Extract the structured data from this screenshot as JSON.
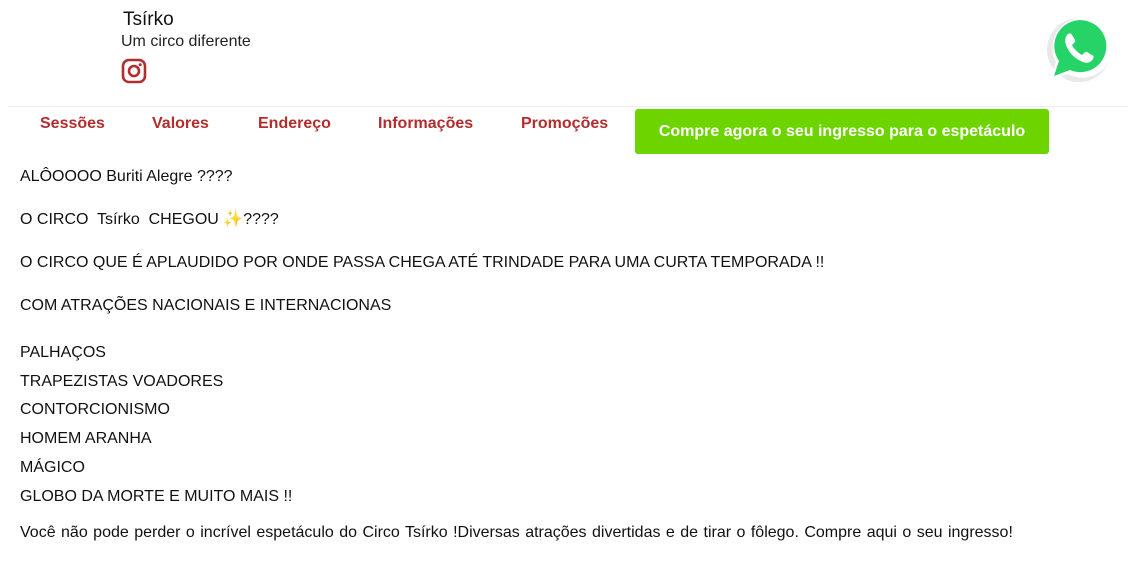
{
  "brand": {
    "name": "Tsírko",
    "tagline": "Um circo diferente",
    "instagram_icon": "instagram-icon",
    "instagram_color": "#b32d2e"
  },
  "whatsapp": {
    "icon": "whatsapp-icon",
    "color": "#25d366"
  },
  "nav": {
    "items": [
      {
        "label": "Sessões"
      },
      {
        "label": "Valores"
      },
      {
        "label": "Endereço"
      },
      {
        "label": "Informações"
      },
      {
        "label": "Promoções"
      }
    ],
    "cta_label": "Compre agora o seu ingresso para o espetáculo",
    "link_color": "#b32d2e",
    "cta_color": "#6dd400"
  },
  "content": {
    "line1": "ALÔOOOO Buriti Alegre ????",
    "line2": "O CIRCO  Tsírko  CHEGOU ✨????",
    "line3": "O CIRCO QUE É APLAUDIDO POR ONDE PASSA CHEGA ATÉ TRINDADE PARA UMA CURTA TEMPORADA !!",
    "line4": "COM ATRAÇÕES NACIONAIS E INTERNACIONAS",
    "attractions": [
      "PALHAÇOS",
      "TRAPEZISTAS VOADORES",
      "CONTORCIONISMO",
      "HOMEM ARANHA",
      "MÁGICO",
      "GLOBO DA MORTE E MUITO MAIS !!"
    ],
    "closing": "Você não pode perder o incrível espetáculo do Circo Tsírko !Diversas atrações divertidas e de tirar o fôlego. Compre aqui o seu ingresso!"
  }
}
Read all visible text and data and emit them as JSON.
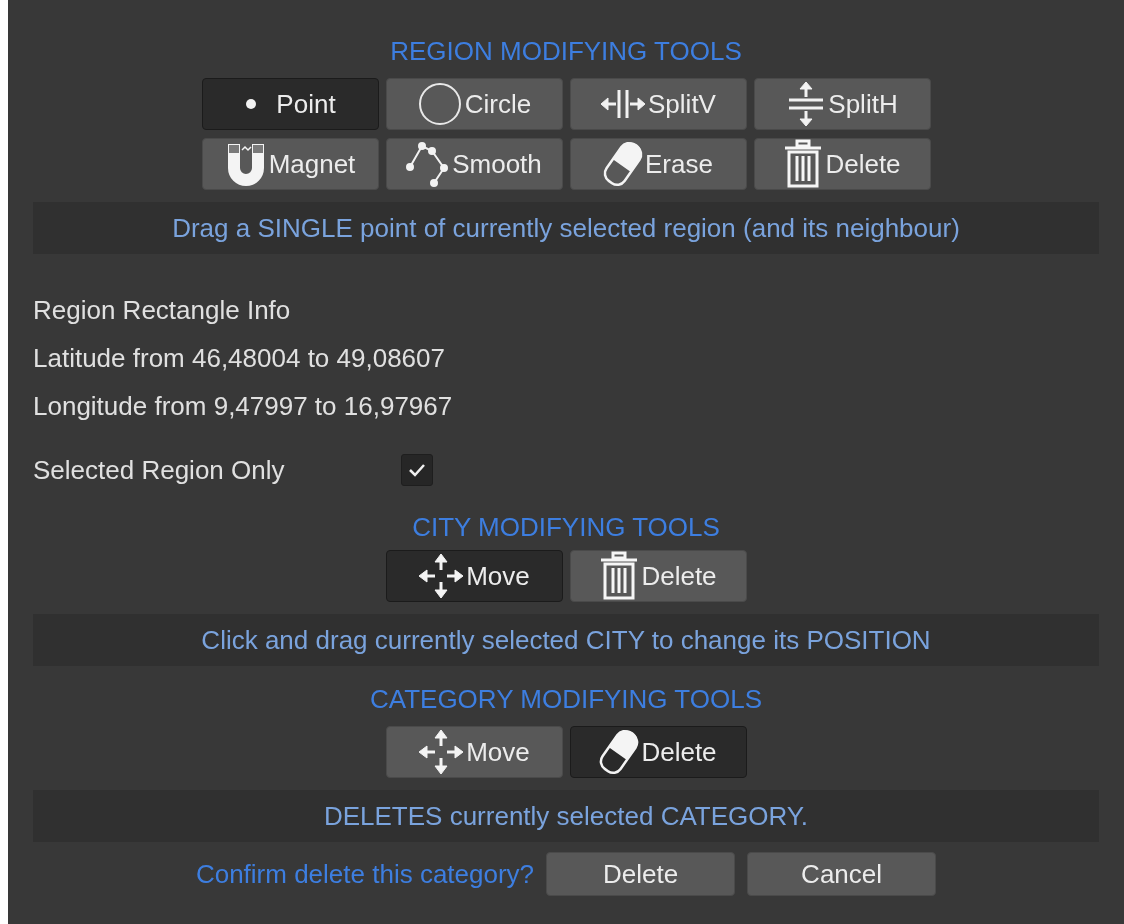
{
  "region_tools": {
    "heading": "REGION MODIFYING TOOLS",
    "tools": [
      {
        "label": "Point",
        "kind": "point",
        "selected": true
      },
      {
        "label": "Circle",
        "kind": "circle",
        "selected": false
      },
      {
        "label": "SplitV",
        "kind": "split_v",
        "selected": false
      },
      {
        "label": "SplitH",
        "kind": "split_h",
        "selected": false
      },
      {
        "label": "Magnet",
        "kind": "magnet",
        "selected": false
      },
      {
        "label": "Smooth",
        "kind": "smooth",
        "selected": false
      },
      {
        "label": "Erase",
        "kind": "erase",
        "selected": false
      },
      {
        "label": "Delete",
        "kind": "trash",
        "selected": false
      }
    ],
    "hint": "Drag a SINGLE point of currently selected region (and its neighbour)"
  },
  "region_rectangle_info": {
    "title": "Region Rectangle Info",
    "latitude": "Latitude from 46,48004 to 49,08607",
    "longitude": "Longitude from 9,47997 to 16,97967",
    "selected_region_only": {
      "label": "Selected Region Only",
      "checked": true
    }
  },
  "city_tools": {
    "heading": "CITY MODIFYING TOOLS",
    "tools": [
      {
        "label": "Move",
        "kind": "move",
        "selected": true
      },
      {
        "label": "Delete",
        "kind": "trash",
        "selected": false
      }
    ],
    "hint": "Click and drag currently selected CITY to change its POSITION"
  },
  "category_tools": {
    "heading": "CATEGORY MODIFYING TOOLS",
    "tools": [
      {
        "label": "Move",
        "kind": "move",
        "selected": false
      },
      {
        "label": "Delete",
        "kind": "erase",
        "selected": true
      }
    ],
    "hint": "DELETES currently selected CATEGORY.",
    "confirm": {
      "prompt": "Confirm delete this category?",
      "buttons": [
        "Delete",
        "Cancel"
      ]
    }
  }
}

Job. Reproduce the full material exactly, excluding the pictures.

The reply.
Extract the structured data from this screenshot as JSON.
{
  "brand": {
    "name": "Tsírko",
    "tagline": "Um circo diferente",
    "instagram_icon": "instagram-icon",
    "instagram_color": "#b32d2e"
  },
  "whatsapp": {
    "icon": "whatsapp-icon",
    "color": "#25d366"
  },
  "nav": {
    "items": [
      {
        "label": "Sessões"
      },
      {
        "label": "Valores"
      },
      {
        "label": "Endereço"
      },
      {
        "label": "Informações"
      },
      {
        "label": "Promoções"
      }
    ],
    "cta_label": "Compre agora o seu ingresso para o espetáculo",
    "link_color": "#b32d2e",
    "cta_color": "#6dd400"
  },
  "content": {
    "line1": "ALÔOOOO Buriti Alegre ????",
    "line2": "O CIRCO  Tsírko  CHEGOU ✨????",
    "line3": "O CIRCO QUE É APLAUDIDO POR ONDE PASSA CHEGA ATÉ TRINDADE PARA UMA CURTA TEMPORADA !!",
    "line4": "COM ATRAÇÕES NACIONAIS E INTERNACIONAS",
    "attractions": [
      "PALHAÇOS",
      "TRAPEZISTAS VOADORES",
      "CONTORCIONISMO",
      "HOMEM ARANHA",
      "MÁGICO",
      "GLOBO DA MORTE E MUITO MAIS !!"
    ],
    "closing": "Você não pode perder o incrível espetáculo do Circo Tsírko !Diversas atrações divertidas e de tirar o fôlego. Compre aqui o seu ingresso!"
  }
}
Read all visible text and data and emit them as JSON.
{
  "region_tools": {
    "heading": "REGION MODIFYING TOOLS",
    "tools": [
      {
        "label": "Point",
        "kind": "point",
        "selected": true
      },
      {
        "label": "Circle",
        "kind": "circle",
        "selected": false
      },
      {
        "label": "SplitV",
        "kind": "split_v",
        "selected": false
      },
      {
        "label": "SplitH",
        "kind": "split_h",
        "selected": false
      },
      {
        "label": "Magnet",
        "kind": "magnet",
        "selected": false
      },
      {
        "label": "Smooth",
        "kind": "smooth",
        "selected": false
      },
      {
        "label": "Erase",
        "kind": "erase",
        "selected": false
      },
      {
        "label": "Delete",
        "kind": "trash",
        "selected": false
      }
    ],
    "hint": "Drag a SINGLE point of currently selected region (and its neighbour)"
  },
  "region_rectangle_info": {
    "title": "Region Rectangle Info",
    "latitude": "Latitude from 46,48004 to 49,08607",
    "longitude": "Longitude from 9,47997 to 16,97967",
    "selected_region_only": {
      "label": "Selected Region Only",
      "checked": true
    }
  },
  "city_tools": {
    "heading": "CITY MODIFYING TOOLS",
    "tools": [
      {
        "label": "Move",
        "kind": "move",
        "selected": true
      },
      {
        "label": "Delete",
        "kind": "trash",
        "selected": false
      }
    ],
    "hint": "Click and drag currently selected CITY to change its POSITION"
  },
  "category_tools": {
    "heading": "CATEGORY MODIFYING TOOLS",
    "tools": [
      {
        "label": "Move",
        "kind": "move",
        "selected": false
      },
      {
        "label": "Delete",
        "kind": "erase",
        "selected": true
      }
    ],
    "hint": "DELETES currently selected CATEGORY.",
    "confirm": {
      "prompt": "Confirm delete this category?",
      "buttons": [
        "Delete",
        "Cancel"
      ]
    }
  }
}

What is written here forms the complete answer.